WHAT YOU HAVE TO DO - Take the listing and print it in full, exactly as given.

Items from a data source
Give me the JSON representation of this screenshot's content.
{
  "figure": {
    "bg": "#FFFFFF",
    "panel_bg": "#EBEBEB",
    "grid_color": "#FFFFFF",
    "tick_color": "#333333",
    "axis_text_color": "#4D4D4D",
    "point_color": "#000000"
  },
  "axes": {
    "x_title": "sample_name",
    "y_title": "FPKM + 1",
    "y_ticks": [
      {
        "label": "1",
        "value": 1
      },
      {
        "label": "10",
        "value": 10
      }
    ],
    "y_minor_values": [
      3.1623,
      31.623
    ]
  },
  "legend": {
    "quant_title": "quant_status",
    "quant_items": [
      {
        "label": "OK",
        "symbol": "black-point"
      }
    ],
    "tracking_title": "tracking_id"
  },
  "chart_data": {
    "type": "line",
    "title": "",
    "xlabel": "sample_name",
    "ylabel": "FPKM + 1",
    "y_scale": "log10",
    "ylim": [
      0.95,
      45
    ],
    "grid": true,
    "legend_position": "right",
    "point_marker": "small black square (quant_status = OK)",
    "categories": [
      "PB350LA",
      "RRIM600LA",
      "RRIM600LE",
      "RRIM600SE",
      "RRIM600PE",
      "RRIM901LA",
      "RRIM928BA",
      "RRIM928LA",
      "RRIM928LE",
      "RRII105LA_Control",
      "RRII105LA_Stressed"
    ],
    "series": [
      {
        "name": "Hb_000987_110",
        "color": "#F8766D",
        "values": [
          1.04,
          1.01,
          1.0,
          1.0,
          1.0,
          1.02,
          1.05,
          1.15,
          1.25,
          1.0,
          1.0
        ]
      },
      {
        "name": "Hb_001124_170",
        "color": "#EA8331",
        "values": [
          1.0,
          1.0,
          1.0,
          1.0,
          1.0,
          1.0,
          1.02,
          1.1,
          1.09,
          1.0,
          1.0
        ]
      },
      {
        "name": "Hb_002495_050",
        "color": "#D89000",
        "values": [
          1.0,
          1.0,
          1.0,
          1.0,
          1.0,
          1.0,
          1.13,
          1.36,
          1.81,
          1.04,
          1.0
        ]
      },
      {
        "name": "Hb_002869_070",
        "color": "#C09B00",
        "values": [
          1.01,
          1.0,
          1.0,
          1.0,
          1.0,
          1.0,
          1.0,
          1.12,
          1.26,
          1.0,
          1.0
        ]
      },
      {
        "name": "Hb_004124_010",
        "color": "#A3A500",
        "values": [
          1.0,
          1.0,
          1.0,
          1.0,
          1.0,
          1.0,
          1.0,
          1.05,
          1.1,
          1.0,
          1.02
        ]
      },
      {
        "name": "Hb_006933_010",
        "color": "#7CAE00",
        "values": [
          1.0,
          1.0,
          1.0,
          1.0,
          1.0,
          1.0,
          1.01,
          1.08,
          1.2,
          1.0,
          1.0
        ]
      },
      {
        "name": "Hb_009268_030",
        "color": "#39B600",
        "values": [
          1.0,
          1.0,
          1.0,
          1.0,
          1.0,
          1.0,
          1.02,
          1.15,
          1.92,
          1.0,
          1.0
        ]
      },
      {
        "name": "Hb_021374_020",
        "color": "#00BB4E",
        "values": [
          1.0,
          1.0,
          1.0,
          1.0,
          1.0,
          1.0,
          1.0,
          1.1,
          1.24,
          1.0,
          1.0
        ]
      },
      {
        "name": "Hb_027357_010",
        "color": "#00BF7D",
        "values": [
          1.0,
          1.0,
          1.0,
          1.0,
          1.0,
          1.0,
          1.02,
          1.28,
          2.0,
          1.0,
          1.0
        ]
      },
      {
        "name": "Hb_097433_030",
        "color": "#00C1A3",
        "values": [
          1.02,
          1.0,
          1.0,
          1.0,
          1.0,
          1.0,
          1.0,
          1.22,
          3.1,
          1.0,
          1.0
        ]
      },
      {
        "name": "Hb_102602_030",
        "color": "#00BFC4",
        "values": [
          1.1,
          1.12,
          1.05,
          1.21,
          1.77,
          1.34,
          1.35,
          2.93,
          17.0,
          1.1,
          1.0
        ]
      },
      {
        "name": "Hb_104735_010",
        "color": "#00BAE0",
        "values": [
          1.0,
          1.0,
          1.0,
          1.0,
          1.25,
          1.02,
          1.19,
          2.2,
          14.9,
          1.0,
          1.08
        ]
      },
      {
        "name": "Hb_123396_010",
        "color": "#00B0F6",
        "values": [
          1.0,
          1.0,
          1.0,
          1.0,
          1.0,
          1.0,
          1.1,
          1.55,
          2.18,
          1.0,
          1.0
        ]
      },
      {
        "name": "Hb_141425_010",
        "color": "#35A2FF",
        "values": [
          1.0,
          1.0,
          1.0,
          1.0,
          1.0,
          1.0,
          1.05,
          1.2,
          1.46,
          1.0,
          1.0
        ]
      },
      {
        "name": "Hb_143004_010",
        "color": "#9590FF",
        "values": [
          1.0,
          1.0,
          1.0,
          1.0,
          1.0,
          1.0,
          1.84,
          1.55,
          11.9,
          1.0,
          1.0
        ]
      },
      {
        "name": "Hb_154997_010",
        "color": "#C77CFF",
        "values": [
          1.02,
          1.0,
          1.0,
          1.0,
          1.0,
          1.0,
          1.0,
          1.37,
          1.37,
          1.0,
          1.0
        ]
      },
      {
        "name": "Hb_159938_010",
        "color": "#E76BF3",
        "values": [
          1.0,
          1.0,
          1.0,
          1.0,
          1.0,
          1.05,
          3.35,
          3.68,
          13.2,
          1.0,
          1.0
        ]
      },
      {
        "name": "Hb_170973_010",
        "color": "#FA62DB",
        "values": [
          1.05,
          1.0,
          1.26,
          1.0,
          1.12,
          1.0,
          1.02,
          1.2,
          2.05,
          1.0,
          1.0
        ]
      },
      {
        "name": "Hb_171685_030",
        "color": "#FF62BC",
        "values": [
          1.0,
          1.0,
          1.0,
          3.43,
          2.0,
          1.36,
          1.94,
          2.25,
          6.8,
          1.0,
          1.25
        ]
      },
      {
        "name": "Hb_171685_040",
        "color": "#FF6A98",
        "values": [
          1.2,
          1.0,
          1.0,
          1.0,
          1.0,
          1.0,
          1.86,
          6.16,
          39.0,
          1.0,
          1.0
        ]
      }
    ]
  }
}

EXERCISE OUTPUT -
Give me the JSON representation of this screenshot's content.
{
  "figure": {
    "bg": "#FFFFFF",
    "panel_bg": "#EBEBEB",
    "grid_color": "#FFFFFF",
    "tick_color": "#333333",
    "axis_text_color": "#4D4D4D",
    "point_color": "#000000"
  },
  "axes": {
    "x_title": "sample_name",
    "y_title": "FPKM + 1",
    "y_ticks": [
      {
        "label": "1",
        "value": 1
      },
      {
        "label": "10",
        "value": 10
      }
    ],
    "y_minor_values": [
      3.1623,
      31.623
    ]
  },
  "legend": {
    "quant_title": "quant_status",
    "quant_items": [
      {
        "label": "OK",
        "symbol": "black-point"
      }
    ],
    "tracking_title": "tracking_id"
  },
  "chart_data": {
    "type": "line",
    "title": "",
    "xlabel": "sample_name",
    "ylabel": "FPKM + 1",
    "y_scale": "log10",
    "ylim": [
      0.95,
      45
    ],
    "grid": true,
    "legend_position": "right",
    "point_marker": "small black square (quant_status = OK)",
    "categories": [
      "PB350LA",
      "RRIM600LA",
      "RRIM600LE",
      "RRIM600SE",
      "RRIM600PE",
      "RRIM901LA",
      "RRIM928BA",
      "RRIM928LA",
      "RRIM928LE",
      "RRII105LA_Control",
      "RRII105LA_Stressed"
    ],
    "series": [
      {
        "name": "Hb_000987_110",
        "color": "#F8766D",
        "values": [
          1.04,
          1.01,
          1.0,
          1.0,
          1.0,
          1.02,
          1.05,
          1.15,
          1.25,
          1.0,
          1.0
        ]
      },
      {
        "name": "Hb_001124_170",
        "color": "#EA8331",
        "values": [
          1.0,
          1.0,
          1.0,
          1.0,
          1.0,
          1.0,
          1.02,
          1.1,
          1.09,
          1.0,
          1.0
        ]
      },
      {
        "name": "Hb_002495_050",
        "color": "#D89000",
        "values": [
          1.0,
          1.0,
          1.0,
          1.0,
          1.0,
          1.0,
          1.13,
          1.36,
          1.81,
          1.04,
          1.0
        ]
      },
      {
        "name": "Hb_002869_070",
        "color": "#C09B00",
        "values": [
          1.01,
          1.0,
          1.0,
          1.0,
          1.0,
          1.0,
          1.0,
          1.12,
          1.26,
          1.0,
          1.0
        ]
      },
      {
        "name": "Hb_004124_010",
        "color": "#A3A500",
        "values": [
          1.0,
          1.0,
          1.0,
          1.0,
          1.0,
          1.0,
          1.0,
          1.05,
          1.1,
          1.0,
          1.02
        ]
      },
      {
        "name": "Hb_006933_010",
        "color": "#7CAE00",
        "values": [
          1.0,
          1.0,
          1.0,
          1.0,
          1.0,
          1.0,
          1.01,
          1.08,
          1.2,
          1.0,
          1.0
        ]
      },
      {
        "name": "Hb_009268_030",
        "color": "#39B600",
        "values": [
          1.0,
          1.0,
          1.0,
          1.0,
          1.0,
          1.0,
          1.02,
          1.15,
          1.92,
          1.0,
          1.0
        ]
      },
      {
        "name": "Hb_021374_020",
        "color": "#00BB4E",
        "values": [
          1.0,
          1.0,
          1.0,
          1.0,
          1.0,
          1.0,
          1.0,
          1.1,
          1.24,
          1.0,
          1.0
        ]
      },
      {
        "name": "Hb_027357_010",
        "color": "#00BF7D",
        "values": [
          1.0,
          1.0,
          1.0,
          1.0,
          1.0,
          1.0,
          1.02,
          1.28,
          2.0,
          1.0,
          1.0
        ]
      },
      {
        "name": "Hb_097433_030",
        "color": "#00C1A3",
        "values": [
          1.02,
          1.0,
          1.0,
          1.0,
          1.0,
          1.0,
          1.0,
          1.22,
          3.1,
          1.0,
          1.0
        ]
      },
      {
        "name": "Hb_102602_030",
        "color": "#00BFC4",
        "values": [
          1.1,
          1.12,
          1.05,
          1.21,
          1.77,
          1.34,
          1.35,
          2.93,
          17.0,
          1.1,
          1.0
        ]
      },
      {
        "name": "Hb_104735_010",
        "color": "#00BAE0",
        "values": [
          1.0,
          1.0,
          1.0,
          1.0,
          1.25,
          1.02,
          1.19,
          2.2,
          14.9,
          1.0,
          1.08
        ]
      },
      {
        "name": "Hb_123396_010",
        "color": "#00B0F6",
        "values": [
          1.0,
          1.0,
          1.0,
          1.0,
          1.0,
          1.0,
          1.1,
          1.55,
          2.18,
          1.0,
          1.0
        ]
      },
      {
        "name": "Hb_141425_010",
        "color": "#35A2FF",
        "values": [
          1.0,
          1.0,
          1.0,
          1.0,
          1.0,
          1.0,
          1.05,
          1.2,
          1.46,
          1.0,
          1.0
        ]
      },
      {
        "name": "Hb_143004_010",
        "color": "#9590FF",
        "values": [
          1.0,
          1.0,
          1.0,
          1.0,
          1.0,
          1.0,
          1.84,
          1.55,
          11.9,
          1.0,
          1.0
        ]
      },
      {
        "name": "Hb_154997_010",
        "color": "#C77CFF",
        "values": [
          1.02,
          1.0,
          1.0,
          1.0,
          1.0,
          1.0,
          1.0,
          1.37,
          1.37,
          1.0,
          1.0
        ]
      },
      {
        "name": "Hb_159938_010",
        "color": "#E76BF3",
        "values": [
          1.0,
          1.0,
          1.0,
          1.0,
          1.0,
          1.05,
          3.35,
          3.68,
          13.2,
          1.0,
          1.0
        ]
      },
      {
        "name": "Hb_170973_010",
        "color": "#FA62DB",
        "values": [
          1.05,
          1.0,
          1.26,
          1.0,
          1.12,
          1.0,
          1.02,
          1.2,
          2.05,
          1.0,
          1.0
        ]
      },
      {
        "name": "Hb_171685_030",
        "color": "#FF62BC",
        "values": [
          1.0,
          1.0,
          1.0,
          3.43,
          2.0,
          1.36,
          1.94,
          2.25,
          6.8,
          1.0,
          1.25
        ]
      },
      {
        "name": "Hb_171685_040",
        "color": "#FF6A98",
        "values": [
          1.2,
          1.0,
          1.0,
          1.0,
          1.0,
          1.0,
          1.86,
          6.16,
          39.0,
          1.0,
          1.0
        ]
      }
    ]
  }
}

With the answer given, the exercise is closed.